[RECORDS PROVIDED]
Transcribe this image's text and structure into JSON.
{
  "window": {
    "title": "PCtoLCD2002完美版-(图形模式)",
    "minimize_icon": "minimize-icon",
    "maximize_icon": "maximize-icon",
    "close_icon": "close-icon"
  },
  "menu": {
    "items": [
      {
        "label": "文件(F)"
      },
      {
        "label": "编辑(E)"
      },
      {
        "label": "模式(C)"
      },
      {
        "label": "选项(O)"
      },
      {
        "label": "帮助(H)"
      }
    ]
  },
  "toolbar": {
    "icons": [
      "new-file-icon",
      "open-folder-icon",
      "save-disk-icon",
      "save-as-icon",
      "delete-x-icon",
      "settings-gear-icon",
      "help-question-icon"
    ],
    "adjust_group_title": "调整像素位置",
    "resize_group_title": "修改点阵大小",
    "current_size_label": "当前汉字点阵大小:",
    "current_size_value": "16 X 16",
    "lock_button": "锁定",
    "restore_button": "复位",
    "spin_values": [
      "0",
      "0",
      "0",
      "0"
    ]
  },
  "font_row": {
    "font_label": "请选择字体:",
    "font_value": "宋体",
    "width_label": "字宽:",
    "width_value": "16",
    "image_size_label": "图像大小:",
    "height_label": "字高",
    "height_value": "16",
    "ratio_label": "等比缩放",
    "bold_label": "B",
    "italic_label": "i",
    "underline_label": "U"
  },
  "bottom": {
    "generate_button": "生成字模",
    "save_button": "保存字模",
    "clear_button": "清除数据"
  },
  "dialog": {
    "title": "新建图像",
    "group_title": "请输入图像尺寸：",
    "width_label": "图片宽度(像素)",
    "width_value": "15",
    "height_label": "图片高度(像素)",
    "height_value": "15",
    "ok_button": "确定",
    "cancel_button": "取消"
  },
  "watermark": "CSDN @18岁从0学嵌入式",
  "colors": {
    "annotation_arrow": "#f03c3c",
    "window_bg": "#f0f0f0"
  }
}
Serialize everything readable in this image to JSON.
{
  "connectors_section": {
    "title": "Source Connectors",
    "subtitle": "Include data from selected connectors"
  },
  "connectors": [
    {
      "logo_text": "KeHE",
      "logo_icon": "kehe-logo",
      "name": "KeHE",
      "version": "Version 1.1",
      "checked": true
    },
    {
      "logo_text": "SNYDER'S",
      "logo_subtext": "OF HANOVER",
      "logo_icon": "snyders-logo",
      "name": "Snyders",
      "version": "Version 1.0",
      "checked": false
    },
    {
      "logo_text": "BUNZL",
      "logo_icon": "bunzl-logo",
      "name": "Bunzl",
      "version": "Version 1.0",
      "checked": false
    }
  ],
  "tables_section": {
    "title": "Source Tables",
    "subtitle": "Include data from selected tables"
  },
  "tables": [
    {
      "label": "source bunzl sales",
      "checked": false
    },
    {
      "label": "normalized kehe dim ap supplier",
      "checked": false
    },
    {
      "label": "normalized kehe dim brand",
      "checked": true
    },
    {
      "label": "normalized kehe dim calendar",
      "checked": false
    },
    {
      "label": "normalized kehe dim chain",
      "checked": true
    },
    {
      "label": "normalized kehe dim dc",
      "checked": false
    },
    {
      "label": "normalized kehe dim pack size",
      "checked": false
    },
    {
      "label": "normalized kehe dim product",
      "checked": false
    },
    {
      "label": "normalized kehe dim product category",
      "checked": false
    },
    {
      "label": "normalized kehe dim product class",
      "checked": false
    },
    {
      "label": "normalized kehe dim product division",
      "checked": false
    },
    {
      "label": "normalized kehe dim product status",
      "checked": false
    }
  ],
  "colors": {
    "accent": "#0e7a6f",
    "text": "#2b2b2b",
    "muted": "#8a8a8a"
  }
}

[WHAT THE TASK ASKS]
Your task is to repeat each line of the material exactly.

[PROBLEM SOLUTION]
Transcribe this image's text and structure into JSON.
{
  "window": {
    "title": "PCtoLCD2002完美版-(图形模式)",
    "minimize_icon": "minimize-icon",
    "maximize_icon": "maximize-icon",
    "close_icon": "close-icon"
  },
  "menu": {
    "items": [
      {
        "label": "文件(F)"
      },
      {
        "label": "编辑(E)"
      },
      {
        "label": "模式(C)"
      },
      {
        "label": "选项(O)"
      },
      {
        "label": "帮助(H)"
      }
    ]
  },
  "toolbar": {
    "icons": [
      "new-file-icon",
      "open-folder-icon",
      "save-disk-icon",
      "save-as-icon",
      "delete-x-icon",
      "settings-gear-icon",
      "help-question-icon"
    ],
    "adjust_group_title": "调整像素位置",
    "resize_group_title": "修改点阵大小",
    "current_size_label": "当前汉字点阵大小:",
    "current_size_value": "16 X 16",
    "lock_button": "锁定",
    "restore_button": "复位",
    "spin_values": [
      "0",
      "0",
      "0",
      "0"
    ]
  },
  "font_row": {
    "font_label": "请选择字体:",
    "font_value": "宋体",
    "width_label": "字宽:",
    "width_value": "16",
    "image_size_label": "图像大小:",
    "height_label": "字高",
    "height_value": "16",
    "ratio_label": "等比缩放",
    "bold_label": "B",
    "italic_label": "i",
    "underline_label": "U"
  },
  "bottom": {
    "generate_button": "生成字模",
    "save_button": "保存字模",
    "clear_button": "清除数据"
  },
  "dialog": {
    "title": "新建图像",
    "group_title": "请输入图像尺寸：",
    "width_label": "图片宽度(像素)",
    "width_value": "15",
    "height_label": "图片高度(像素)",
    "height_value": "15",
    "ok_button": "确定",
    "cancel_button": "取消"
  },
  "watermark": "CSDN @18岁从0学嵌入式",
  "colors": {
    "annotation_arrow": "#f03c3c",
    "window_bg": "#f0f0f0"
  }
}
Serialize everything readable in this image to JSON.
{
  "connectors_section": {
    "title": "Source Connectors",
    "subtitle": "Include data from selected connectors"
  },
  "connectors": [
    {
      "logo_text": "KeHE",
      "logo_icon": "kehe-logo",
      "name": "KeHE",
      "version": "Version 1.1",
      "checked": true
    },
    {
      "logo_text": "SNYDER'S",
      "logo_subtext": "OF HANOVER",
      "logo_icon": "snyders-logo",
      "name": "Snyders",
      "version": "Version 1.0",
      "checked": false
    },
    {
      "logo_text": "BUNZL",
      "logo_icon": "bunzl-logo",
      "name": "Bunzl",
      "version": "Version 1.0",
      "checked": false
    }
  ],
  "tables_section": {
    "title": "Source Tables",
    "subtitle": "Include data from selected tables"
  },
  "tables": [
    {
      "label": "source bunzl sales",
      "checked": false
    },
    {
      "label": "normalized kehe dim ap supplier",
      "checked": false
    },
    {
      "label": "normalized kehe dim brand",
      "checked": true
    },
    {
      "label": "normalized kehe dim calendar",
      "checked": false
    },
    {
      "label": "normalized kehe dim chain",
      "checked": true
    },
    {
      "label": "normalized kehe dim dc",
      "checked": false
    },
    {
      "label": "normalized kehe dim pack size",
      "checked": false
    },
    {
      "label": "normalized kehe dim product",
      "checked": false
    },
    {
      "label": "normalized kehe dim product category",
      "checked": false
    },
    {
      "label": "normalized kehe dim product class",
      "checked": false
    },
    {
      "label": "normalized kehe dim product division",
      "checked": false
    },
    {
      "label": "normalized kehe dim product status",
      "checked": false
    }
  ],
  "colors": {
    "accent": "#0e7a6f",
    "text": "#2b2b2b",
    "muted": "#8a8a8a"
  }
}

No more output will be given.